▶ Required work
Take every line from the listing below that includes "text" and copy it.

▶ Source material
* * *

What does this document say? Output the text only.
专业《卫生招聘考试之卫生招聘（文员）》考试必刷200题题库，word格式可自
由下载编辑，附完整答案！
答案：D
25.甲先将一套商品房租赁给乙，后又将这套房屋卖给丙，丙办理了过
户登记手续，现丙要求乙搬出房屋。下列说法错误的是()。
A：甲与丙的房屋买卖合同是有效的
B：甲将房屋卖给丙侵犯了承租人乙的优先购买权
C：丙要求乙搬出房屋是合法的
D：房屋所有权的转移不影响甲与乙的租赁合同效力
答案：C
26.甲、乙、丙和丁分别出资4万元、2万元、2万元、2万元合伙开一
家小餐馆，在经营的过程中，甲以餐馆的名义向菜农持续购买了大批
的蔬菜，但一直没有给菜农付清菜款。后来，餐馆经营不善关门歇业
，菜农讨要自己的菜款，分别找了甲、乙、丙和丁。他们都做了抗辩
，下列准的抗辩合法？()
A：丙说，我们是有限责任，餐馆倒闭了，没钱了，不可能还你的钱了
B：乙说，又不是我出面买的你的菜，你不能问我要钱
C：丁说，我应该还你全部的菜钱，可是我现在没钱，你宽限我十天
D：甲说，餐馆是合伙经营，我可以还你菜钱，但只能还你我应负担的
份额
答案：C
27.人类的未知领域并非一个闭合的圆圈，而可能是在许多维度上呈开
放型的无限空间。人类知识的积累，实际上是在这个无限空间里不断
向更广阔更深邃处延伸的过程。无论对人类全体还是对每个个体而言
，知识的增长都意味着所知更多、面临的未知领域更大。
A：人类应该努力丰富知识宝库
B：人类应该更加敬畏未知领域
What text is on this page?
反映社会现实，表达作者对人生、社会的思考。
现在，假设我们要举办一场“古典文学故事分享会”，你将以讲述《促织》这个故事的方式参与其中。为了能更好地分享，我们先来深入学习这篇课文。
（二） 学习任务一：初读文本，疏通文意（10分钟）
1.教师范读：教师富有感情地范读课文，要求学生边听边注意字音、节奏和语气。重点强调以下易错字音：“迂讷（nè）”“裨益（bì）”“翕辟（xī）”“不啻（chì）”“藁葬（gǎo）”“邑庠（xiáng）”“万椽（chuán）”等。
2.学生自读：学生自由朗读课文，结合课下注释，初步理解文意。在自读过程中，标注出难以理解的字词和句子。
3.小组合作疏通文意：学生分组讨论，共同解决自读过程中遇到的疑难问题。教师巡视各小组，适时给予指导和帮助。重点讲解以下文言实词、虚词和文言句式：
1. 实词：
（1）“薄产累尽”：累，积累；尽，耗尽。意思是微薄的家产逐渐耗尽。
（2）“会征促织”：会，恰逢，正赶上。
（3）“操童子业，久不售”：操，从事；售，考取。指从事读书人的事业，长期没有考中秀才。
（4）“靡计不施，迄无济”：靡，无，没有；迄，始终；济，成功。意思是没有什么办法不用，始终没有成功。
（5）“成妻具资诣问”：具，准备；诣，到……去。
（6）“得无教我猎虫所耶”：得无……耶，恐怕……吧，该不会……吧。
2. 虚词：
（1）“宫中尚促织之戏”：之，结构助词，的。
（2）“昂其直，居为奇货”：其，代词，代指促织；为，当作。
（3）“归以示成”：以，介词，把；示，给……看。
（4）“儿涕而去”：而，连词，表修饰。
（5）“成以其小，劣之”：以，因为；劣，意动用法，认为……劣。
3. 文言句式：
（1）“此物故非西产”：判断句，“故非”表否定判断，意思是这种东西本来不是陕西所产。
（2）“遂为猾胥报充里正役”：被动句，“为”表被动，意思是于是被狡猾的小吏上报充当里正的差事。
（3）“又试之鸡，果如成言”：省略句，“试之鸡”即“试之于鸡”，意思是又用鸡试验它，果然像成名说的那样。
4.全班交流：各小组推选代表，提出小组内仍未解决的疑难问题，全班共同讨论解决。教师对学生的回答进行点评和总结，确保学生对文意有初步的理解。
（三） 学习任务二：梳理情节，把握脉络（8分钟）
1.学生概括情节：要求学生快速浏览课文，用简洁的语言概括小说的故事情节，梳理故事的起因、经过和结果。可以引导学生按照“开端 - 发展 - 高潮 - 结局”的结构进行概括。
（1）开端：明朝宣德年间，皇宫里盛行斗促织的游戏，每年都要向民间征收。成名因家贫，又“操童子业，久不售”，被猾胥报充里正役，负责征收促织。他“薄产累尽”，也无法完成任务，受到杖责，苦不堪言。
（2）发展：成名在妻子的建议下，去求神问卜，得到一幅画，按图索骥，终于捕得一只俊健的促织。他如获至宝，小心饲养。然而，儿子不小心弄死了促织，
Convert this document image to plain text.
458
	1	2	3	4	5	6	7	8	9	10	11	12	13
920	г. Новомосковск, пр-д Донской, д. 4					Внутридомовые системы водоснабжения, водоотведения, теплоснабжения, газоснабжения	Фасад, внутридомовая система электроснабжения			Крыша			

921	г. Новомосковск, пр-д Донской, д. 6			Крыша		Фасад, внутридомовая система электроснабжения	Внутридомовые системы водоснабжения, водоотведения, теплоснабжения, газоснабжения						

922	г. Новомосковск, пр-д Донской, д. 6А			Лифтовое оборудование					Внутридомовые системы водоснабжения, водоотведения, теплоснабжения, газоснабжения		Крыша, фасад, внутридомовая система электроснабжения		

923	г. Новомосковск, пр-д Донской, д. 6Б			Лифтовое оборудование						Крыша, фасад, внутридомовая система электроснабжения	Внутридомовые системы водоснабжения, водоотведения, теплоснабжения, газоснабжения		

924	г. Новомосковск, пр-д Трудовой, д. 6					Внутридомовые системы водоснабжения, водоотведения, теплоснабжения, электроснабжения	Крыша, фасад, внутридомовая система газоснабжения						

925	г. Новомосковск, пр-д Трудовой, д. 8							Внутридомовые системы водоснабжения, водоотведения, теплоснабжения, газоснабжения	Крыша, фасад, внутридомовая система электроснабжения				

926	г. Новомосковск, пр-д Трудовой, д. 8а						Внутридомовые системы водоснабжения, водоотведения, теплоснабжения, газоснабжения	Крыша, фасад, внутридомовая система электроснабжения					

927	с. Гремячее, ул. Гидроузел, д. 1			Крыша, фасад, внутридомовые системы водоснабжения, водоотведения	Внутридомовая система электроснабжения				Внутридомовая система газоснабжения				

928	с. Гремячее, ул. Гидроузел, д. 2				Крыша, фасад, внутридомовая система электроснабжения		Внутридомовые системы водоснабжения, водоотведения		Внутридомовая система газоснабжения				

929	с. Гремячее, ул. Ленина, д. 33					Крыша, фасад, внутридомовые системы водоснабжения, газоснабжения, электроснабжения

* * *

▶ Solved problem
What does this document say? Output the text only.
What text is on this page?
Convert this document image to plain text.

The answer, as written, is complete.